STATED TASK
Transcribe every line exactly. Leave the pictures behind.

○ ○ ○ ○ ○

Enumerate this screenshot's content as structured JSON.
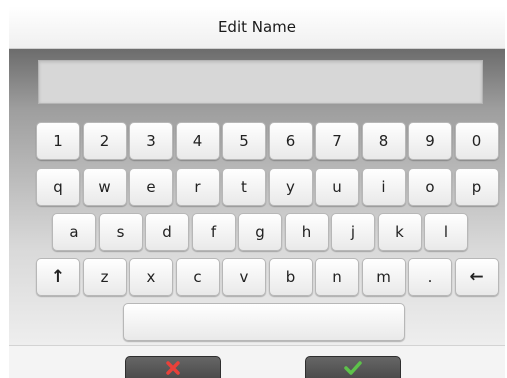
{
  "title": "Edit Name",
  "name_field": {
    "value": ""
  },
  "keyboard": {
    "row1": [
      "1",
      "2",
      "3",
      "4",
      "5",
      "6",
      "7",
      "8",
      "9",
      "0"
    ],
    "row2": [
      "q",
      "w",
      "e",
      "r",
      "t",
      "y",
      "u",
      "i",
      "o",
      "p"
    ],
    "row3": [
      "a",
      "s",
      "d",
      "f",
      "g",
      "h",
      "j",
      "k",
      "l"
    ],
    "row4": [
      "↑",
      "z",
      "x",
      "c",
      "v",
      "b",
      "n",
      "m",
      ".",
      "←"
    ],
    "space": ""
  },
  "actions": {
    "cancel_icon": "red-x-icon",
    "confirm_icon": "green-checkmark-icon",
    "cancel_color": "#e8413a",
    "confirm_color": "#5dc24a"
  }
}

○ ○ ○ ○ ○

EXERCISE RESULT
Enumerate this screenshot's content as structured JSON.
{
  "title": "Edit Name",
  "name_field": {
    "value": ""
  },
  "keyboard": {
    "row1": [
      "1",
      "2",
      "3",
      "4",
      "5",
      "6",
      "7",
      "8",
      "9",
      "0"
    ],
    "row2": [
      "q",
      "w",
      "e",
      "r",
      "t",
      "y",
      "u",
      "i",
      "o",
      "p"
    ],
    "row3": [
      "a",
      "s",
      "d",
      "f",
      "g",
      "h",
      "j",
      "k",
      "l"
    ],
    "row4": [
      "↑",
      "z",
      "x",
      "c",
      "v",
      "b",
      "n",
      "m",
      ".",
      "←"
    ],
    "space": ""
  },
  "actions": {
    "cancel_icon": "red-x-icon",
    "confirm_icon": "green-checkmark-icon",
    "cancel_color": "#e8413a",
    "confirm_color": "#5dc24a"
  }
}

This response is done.